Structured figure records
◇ ◇ ◇ ◇ ◇ ◇ ◇

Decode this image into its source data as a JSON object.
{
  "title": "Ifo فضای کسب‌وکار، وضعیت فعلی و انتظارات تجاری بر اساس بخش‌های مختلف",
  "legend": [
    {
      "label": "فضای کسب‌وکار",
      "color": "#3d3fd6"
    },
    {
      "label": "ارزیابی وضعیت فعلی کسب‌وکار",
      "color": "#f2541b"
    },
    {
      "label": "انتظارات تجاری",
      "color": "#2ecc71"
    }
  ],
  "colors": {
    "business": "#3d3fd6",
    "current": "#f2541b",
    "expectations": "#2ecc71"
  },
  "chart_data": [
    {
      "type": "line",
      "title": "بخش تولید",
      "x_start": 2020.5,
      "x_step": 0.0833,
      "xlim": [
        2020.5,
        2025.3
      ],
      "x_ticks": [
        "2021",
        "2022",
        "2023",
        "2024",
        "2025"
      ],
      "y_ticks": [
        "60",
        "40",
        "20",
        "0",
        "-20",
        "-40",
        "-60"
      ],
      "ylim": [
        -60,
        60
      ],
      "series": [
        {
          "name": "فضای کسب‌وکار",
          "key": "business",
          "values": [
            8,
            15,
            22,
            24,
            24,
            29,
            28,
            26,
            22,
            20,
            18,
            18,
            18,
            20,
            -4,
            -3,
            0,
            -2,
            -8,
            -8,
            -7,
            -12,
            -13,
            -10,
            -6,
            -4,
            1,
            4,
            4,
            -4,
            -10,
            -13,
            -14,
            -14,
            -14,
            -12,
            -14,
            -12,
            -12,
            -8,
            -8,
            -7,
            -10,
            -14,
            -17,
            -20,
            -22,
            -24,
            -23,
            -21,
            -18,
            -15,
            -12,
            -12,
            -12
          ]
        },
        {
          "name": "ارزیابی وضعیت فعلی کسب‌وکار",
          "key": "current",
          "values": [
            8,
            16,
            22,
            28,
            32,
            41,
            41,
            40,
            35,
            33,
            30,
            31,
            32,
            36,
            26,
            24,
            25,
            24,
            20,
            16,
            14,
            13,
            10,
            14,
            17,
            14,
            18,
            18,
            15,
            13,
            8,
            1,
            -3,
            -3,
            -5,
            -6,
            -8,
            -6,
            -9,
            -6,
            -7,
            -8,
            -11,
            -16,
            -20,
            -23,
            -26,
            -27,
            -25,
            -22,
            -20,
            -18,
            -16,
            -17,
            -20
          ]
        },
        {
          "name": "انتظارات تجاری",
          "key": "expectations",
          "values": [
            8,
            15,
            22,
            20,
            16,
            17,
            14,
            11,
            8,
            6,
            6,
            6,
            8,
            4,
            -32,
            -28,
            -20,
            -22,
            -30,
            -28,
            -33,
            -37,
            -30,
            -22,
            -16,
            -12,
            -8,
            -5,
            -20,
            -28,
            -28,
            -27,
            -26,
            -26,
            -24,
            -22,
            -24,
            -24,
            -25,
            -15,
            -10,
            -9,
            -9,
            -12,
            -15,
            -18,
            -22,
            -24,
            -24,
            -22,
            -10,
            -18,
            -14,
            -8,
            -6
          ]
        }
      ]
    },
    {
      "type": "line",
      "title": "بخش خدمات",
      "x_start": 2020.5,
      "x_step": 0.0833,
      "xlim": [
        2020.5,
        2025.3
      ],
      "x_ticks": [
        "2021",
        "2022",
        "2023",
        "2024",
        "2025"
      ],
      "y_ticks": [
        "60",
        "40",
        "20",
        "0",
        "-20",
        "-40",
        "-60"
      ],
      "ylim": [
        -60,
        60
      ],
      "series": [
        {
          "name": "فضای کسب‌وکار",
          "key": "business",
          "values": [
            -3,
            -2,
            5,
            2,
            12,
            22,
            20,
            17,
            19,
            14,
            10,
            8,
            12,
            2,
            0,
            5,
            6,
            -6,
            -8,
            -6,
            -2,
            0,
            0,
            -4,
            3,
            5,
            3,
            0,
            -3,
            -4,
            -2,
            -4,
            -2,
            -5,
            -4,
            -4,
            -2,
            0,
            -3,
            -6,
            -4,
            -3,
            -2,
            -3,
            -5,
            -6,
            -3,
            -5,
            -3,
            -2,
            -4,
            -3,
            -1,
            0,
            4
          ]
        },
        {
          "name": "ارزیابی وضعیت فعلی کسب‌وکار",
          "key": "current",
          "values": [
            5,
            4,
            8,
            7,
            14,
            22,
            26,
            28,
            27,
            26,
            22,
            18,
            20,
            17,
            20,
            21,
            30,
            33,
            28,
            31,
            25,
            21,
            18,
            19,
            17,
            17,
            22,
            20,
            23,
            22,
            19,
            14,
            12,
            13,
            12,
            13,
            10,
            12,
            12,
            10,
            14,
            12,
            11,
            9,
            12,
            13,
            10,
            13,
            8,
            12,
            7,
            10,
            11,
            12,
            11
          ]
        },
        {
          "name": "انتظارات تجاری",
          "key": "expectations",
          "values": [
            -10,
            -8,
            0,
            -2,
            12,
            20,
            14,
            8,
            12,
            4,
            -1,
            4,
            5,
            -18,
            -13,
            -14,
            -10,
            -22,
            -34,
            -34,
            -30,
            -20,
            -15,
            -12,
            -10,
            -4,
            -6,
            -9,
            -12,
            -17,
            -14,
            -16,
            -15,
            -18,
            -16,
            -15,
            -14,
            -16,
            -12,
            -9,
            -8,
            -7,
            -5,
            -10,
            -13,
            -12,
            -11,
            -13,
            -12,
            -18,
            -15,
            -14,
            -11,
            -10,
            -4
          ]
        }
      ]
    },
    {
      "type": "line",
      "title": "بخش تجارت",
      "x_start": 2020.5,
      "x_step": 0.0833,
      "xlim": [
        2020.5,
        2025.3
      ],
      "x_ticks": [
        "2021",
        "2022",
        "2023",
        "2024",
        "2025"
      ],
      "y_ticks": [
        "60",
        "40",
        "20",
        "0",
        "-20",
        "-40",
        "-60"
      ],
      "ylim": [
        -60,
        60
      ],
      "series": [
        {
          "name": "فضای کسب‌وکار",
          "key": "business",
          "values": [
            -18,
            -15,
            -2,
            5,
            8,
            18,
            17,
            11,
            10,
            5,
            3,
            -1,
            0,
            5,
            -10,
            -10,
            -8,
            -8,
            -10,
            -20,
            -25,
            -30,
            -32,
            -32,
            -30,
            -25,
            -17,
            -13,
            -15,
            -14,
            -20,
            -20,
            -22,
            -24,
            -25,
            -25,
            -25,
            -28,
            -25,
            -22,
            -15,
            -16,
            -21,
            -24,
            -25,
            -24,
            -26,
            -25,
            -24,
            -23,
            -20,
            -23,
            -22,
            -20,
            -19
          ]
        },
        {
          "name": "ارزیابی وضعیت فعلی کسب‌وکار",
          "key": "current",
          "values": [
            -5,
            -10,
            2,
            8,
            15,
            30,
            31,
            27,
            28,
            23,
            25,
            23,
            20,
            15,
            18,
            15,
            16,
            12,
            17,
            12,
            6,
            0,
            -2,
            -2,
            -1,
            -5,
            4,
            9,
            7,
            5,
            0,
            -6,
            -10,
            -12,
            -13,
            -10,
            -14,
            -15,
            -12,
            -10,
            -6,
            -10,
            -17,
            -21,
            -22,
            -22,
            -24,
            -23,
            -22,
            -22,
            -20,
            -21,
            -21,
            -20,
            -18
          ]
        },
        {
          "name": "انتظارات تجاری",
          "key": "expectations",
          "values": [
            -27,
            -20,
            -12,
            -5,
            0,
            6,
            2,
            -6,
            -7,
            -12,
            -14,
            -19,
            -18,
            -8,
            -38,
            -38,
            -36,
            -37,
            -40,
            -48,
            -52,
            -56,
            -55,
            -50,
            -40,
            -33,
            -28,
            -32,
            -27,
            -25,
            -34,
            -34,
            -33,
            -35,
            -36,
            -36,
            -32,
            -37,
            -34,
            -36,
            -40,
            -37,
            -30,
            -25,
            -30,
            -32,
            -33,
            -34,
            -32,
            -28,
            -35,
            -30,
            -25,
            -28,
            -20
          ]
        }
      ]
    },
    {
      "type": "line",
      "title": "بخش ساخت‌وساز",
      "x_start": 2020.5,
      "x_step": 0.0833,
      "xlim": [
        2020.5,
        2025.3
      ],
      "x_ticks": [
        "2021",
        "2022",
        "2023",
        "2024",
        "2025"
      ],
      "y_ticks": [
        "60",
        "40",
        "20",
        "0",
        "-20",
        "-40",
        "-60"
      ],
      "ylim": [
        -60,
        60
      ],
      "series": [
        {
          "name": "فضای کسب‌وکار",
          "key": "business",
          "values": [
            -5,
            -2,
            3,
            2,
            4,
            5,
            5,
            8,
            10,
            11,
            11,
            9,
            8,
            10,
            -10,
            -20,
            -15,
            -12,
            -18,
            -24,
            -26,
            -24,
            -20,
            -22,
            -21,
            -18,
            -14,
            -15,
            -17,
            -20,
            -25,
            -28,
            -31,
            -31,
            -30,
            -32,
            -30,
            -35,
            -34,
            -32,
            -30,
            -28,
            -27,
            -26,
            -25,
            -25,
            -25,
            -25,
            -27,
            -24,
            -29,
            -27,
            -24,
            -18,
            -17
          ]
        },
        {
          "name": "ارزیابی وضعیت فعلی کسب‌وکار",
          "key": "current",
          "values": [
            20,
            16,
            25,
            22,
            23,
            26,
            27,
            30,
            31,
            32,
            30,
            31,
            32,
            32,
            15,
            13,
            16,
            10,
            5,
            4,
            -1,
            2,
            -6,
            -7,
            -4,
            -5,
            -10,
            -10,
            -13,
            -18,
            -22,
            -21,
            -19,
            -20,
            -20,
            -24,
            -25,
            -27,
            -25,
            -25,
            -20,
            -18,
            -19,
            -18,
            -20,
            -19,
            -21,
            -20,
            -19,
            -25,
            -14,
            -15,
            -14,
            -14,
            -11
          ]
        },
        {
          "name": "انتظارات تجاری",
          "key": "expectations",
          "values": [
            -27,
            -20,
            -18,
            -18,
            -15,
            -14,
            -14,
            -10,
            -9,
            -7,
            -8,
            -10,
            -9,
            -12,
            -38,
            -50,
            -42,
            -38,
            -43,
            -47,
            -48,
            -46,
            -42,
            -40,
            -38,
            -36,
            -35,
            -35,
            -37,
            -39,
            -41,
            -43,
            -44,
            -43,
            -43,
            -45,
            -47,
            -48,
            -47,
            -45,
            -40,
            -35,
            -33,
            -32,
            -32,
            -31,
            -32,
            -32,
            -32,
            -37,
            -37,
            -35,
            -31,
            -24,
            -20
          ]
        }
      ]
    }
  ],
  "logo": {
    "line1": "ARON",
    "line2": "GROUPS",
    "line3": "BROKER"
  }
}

◇ ◇ ◇ ◇ ◇ ◇ ◇

Your answer should be only the number of lines that hold the word "title".

ANSWER TO THE EXERCISE
5